_EXERCISES_:
1. In the post on specifying revisions in GIT, what does a caret placed before a revision name mean?
2. Translate this sentence from the post on specifying revisions in GIT into Spanish: "Relative specification is useful if you’re working with commits very close to HEAD."
3. Copy out the post on specifying revisions in GIT from "Note that a" to "select commits too.".

_DOCUMENT PASSAGE_:
Start

Archive for October, 2009

GIT-op 3: Specifying revisions

October 17th, 2009

Now for the great time-saver of this series of tutes.  You’re going to spend a lot of time specifying revisions when working with GIT, but it does a great job of easing this for you.

The way most people get revision specifiers is by using git-log to find the commit they’re looking for and cut-and-pasting the SHA1 hash associated with it.  This hash is the basis of all git specification methods.

Note that the examples I give here relate to a particular command but will work with pretty much any of them.  Most GIT commands pipe their given specifiers through git-rev-list to get the commit IDs out and the docco for that command is a good place to get more info on what I’m going to say.

Tags

The most common form of easy revision specification is tagging.  Tag a version simply by

git tag -a tag_name [SHA1 hash of target commit]

or just

git tag -a tag_name

if you’ve currently got the target commit checked out.

You can use -u <key-id> instead of -a to sign the tag and -v to verify a signed tag.  Once you’ve got a revision tagged, that tag name simply acts as a synonym for the SHA1 has it’s linked to.

Relative

Relative specification is useful if you’re working with commits very close to HEAD.  Drop back 1 or 2 revisions with

git log HEAD^

or

git log HEAD^^

When going further back this can of course be a pain so instead of

git log HEAD^^^^^^^

you can use

git log HEAD~7

to go back 7 commits at once.

Time-based

Now GIT starts to get cool.  It keeps a track of at what your tree looked like at different points in time and you can access this information in a jiff.  Say you’ve just pulled in a bunch of changes and want to look at everything which wasn’t there when you left work; git does a pretty good job of parsing English-like time specifications so you can simply do

git log @{6pm.yesterday}

How about what was on some other branch the day before yesterday but not in your branch now

gitk other_branch@{day.before.yesterday} ^HEAD

Note that a carat before a revision name is logical not, a carat after is one commit before.

As you can see, the @{} specification is very powerful, allowing you to get the status of a tree at a particular time either in normal date specifications or more English-like phrasing.  This is not, however, the same thing as the commits since a particular time.  For example, if you pull in a big old bunch of commits, @{5.minutes.ago} will point to the tree before the pull, not a tree with all but the commits timestamped in the last 5 minutes.  For this you need the –since specifier

gitk --since="5th October"

Other neat specifiers

There are other things you can use to select commits too.

gitk --author="Ben Nizette" --committer="Haavard Skinnemoen"

End

_DATASET ROWS_:
Start

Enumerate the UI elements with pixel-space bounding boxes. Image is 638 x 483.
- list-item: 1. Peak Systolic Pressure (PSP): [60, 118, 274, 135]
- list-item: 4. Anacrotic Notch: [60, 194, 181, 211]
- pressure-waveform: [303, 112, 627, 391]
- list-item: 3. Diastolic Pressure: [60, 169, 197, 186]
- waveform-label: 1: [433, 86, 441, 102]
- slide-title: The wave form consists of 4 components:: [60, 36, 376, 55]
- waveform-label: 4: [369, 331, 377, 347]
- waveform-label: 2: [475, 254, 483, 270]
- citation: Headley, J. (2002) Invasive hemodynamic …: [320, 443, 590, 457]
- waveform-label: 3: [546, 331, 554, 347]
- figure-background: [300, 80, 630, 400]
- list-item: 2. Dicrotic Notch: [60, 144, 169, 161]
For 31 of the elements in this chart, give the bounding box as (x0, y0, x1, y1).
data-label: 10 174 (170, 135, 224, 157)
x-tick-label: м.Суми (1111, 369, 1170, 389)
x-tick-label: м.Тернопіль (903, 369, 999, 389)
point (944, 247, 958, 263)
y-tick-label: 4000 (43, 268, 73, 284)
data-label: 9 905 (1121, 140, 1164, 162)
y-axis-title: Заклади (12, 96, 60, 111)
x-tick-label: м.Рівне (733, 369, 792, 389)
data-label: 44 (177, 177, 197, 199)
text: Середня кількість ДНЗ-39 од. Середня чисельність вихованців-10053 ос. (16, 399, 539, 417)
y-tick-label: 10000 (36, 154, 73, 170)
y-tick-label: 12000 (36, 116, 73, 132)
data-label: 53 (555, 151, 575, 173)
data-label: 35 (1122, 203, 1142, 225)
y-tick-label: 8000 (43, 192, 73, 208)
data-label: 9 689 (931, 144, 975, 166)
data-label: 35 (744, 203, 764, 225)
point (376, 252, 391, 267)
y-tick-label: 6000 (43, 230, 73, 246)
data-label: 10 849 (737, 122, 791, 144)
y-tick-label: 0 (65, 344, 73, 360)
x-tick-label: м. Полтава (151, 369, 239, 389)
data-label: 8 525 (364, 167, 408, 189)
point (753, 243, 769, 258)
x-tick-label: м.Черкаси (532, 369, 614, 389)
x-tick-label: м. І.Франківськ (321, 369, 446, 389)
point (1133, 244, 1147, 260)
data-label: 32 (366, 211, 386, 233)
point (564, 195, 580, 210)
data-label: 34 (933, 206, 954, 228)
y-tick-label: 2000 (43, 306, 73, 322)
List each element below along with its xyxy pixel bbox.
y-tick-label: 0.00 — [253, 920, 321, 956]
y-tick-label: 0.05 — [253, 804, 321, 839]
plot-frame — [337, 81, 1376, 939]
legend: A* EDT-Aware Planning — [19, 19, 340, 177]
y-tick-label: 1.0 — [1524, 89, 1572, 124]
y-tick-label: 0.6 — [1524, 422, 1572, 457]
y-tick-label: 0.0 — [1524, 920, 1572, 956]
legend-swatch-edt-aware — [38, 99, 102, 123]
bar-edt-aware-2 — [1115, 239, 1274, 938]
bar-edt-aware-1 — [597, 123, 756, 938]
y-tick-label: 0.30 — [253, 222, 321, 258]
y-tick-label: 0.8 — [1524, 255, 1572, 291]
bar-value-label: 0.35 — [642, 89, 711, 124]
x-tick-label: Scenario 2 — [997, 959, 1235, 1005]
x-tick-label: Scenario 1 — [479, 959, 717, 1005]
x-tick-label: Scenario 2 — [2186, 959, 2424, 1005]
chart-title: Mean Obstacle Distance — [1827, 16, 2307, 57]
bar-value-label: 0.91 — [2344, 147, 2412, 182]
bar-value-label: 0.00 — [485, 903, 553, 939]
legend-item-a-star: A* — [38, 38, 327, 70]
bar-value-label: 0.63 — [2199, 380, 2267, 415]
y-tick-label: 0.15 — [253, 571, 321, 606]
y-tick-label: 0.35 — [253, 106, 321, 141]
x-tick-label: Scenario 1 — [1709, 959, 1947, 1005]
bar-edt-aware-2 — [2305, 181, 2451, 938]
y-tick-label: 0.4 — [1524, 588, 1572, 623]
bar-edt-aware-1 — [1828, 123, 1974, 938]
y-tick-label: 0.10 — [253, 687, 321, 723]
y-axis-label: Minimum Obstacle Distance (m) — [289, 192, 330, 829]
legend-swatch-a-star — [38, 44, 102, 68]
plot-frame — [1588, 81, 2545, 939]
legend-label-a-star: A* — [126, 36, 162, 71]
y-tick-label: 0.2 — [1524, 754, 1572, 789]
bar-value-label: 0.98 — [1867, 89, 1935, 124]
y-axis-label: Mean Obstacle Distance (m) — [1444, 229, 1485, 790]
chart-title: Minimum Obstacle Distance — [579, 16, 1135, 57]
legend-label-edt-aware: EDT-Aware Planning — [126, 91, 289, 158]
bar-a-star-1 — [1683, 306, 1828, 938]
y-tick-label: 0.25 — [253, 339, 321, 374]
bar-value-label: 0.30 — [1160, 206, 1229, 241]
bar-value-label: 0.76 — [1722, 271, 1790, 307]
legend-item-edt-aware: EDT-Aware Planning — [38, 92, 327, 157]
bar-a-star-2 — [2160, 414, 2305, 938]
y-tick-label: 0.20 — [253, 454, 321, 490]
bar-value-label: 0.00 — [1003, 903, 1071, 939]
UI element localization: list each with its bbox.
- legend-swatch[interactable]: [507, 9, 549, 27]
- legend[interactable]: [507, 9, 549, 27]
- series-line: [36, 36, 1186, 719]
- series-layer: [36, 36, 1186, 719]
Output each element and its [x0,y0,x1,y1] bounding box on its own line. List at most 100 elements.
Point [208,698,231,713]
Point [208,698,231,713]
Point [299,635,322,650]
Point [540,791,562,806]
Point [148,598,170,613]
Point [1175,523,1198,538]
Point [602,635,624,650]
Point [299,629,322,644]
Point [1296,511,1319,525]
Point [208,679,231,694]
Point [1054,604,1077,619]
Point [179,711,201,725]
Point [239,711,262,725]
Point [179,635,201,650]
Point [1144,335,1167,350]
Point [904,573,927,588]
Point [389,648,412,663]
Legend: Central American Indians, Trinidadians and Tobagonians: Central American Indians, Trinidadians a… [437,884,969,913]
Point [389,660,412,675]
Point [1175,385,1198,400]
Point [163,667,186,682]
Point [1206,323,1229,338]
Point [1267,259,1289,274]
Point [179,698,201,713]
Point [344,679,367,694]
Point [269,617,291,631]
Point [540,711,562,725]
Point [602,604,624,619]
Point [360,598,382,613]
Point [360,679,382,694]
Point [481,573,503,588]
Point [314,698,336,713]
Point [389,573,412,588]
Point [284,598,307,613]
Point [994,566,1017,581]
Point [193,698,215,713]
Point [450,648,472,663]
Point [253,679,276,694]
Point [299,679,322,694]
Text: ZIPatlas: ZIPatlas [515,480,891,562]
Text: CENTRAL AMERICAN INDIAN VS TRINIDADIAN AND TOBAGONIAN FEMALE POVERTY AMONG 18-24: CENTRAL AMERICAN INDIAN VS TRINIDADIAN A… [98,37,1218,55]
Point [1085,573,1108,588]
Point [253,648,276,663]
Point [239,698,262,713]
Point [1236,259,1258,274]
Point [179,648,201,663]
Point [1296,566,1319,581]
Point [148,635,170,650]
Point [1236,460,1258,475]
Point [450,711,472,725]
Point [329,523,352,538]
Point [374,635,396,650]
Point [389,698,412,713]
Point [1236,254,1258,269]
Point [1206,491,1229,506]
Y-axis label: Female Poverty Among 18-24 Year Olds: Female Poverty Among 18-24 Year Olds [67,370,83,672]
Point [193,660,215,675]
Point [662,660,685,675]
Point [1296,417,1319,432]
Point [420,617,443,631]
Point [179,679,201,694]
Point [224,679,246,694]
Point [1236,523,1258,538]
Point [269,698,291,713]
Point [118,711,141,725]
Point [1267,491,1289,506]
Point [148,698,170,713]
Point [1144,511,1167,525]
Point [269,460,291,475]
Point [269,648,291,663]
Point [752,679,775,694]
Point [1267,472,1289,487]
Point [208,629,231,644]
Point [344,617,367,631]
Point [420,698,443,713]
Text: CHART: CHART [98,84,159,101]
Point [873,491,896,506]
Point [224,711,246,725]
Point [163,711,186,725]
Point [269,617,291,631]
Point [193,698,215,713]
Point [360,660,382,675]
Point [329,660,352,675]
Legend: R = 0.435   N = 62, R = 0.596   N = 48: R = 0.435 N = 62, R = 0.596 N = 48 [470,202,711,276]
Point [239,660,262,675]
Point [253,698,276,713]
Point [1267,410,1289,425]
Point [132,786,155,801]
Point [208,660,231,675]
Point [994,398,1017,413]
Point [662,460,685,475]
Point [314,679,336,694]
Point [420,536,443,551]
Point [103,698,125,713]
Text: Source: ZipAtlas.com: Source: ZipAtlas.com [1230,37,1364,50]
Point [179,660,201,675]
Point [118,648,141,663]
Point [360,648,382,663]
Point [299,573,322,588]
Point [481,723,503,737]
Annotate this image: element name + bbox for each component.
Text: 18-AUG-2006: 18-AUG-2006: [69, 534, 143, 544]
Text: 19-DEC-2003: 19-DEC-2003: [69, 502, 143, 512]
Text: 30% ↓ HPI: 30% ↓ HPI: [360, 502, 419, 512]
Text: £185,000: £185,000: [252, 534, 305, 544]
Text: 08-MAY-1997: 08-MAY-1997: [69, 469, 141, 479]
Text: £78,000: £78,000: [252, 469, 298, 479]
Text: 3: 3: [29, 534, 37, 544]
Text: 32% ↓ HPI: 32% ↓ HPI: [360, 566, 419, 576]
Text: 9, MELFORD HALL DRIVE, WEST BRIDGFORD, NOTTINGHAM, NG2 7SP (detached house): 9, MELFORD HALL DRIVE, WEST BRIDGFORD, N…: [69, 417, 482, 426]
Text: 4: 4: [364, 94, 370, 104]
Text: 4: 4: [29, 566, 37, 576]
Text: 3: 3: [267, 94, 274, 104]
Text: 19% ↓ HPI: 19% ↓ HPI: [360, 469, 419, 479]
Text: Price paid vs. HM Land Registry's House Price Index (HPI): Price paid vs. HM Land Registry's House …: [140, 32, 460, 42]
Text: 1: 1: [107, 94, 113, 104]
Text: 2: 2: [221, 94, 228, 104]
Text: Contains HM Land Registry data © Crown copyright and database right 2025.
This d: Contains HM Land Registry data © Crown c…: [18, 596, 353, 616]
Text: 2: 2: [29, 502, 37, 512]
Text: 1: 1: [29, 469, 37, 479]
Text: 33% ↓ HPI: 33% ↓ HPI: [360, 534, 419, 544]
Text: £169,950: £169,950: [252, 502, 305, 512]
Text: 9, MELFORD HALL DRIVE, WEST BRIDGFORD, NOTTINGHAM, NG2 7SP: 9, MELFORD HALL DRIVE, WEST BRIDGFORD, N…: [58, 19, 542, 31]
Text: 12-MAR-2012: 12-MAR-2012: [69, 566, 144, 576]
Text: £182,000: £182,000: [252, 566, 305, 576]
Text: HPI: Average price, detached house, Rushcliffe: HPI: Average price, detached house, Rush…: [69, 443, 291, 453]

End

_RESPONSES PER TASK_:
1. Logical not.

2. La especificación relativa es útil si trabajas con commits muy cercanos a HEAD.

3.
Note that a carat before a revision name is logical not, a carat after is one commit before.

As you can see, the @{} specification is very powerful, allowing you to get the status of a tree at a particular time either in normal date specifications or more English-like phrasing.  This is not, however, the same thing as the commits since a particular time.  For example, if you pull in a big old bunch of commits, @{5.minutes.ago} will point to the tree before the pull, not a tree with all but the commits timestamped in the last 5 minutes.  For this you need the –since specifier

gitk --since="5th October"

Other neat specifiers

There are other things you can use to select commits too.